# OBJECTIVE
Isolate every line in the data with the string "Кончина" and copy it.

(Records from a data source)
┄┄┄┄┄┄┄┄┄┄┄┄┄┄┄┄┄┄┄┄

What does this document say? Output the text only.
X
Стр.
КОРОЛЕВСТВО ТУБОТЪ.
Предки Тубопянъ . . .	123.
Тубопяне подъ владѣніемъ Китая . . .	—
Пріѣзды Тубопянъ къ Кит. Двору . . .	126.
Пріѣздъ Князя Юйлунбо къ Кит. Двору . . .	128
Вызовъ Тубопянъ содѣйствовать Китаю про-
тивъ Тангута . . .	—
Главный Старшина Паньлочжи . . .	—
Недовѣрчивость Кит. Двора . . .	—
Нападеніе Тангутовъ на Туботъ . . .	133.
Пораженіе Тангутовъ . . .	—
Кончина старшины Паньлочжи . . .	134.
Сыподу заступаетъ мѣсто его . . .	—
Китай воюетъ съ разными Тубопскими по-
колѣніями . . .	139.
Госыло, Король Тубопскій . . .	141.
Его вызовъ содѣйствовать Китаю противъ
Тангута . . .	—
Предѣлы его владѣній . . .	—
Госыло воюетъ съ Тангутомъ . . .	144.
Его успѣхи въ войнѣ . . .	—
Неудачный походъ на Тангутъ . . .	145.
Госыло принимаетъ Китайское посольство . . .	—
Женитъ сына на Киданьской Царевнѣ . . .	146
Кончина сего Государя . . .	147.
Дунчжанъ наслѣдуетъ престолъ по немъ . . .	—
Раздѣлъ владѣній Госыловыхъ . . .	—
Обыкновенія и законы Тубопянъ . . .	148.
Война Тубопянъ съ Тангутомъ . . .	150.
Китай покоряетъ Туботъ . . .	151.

┄┄┄┄┄┄┄┄┄┄┄┄┄┄┄┄┄┄┄┄

# OUTPUT OF THE TASK
Кончина старшины Паньлочжи . . .	134.
Кончина сего Государя . . .	147.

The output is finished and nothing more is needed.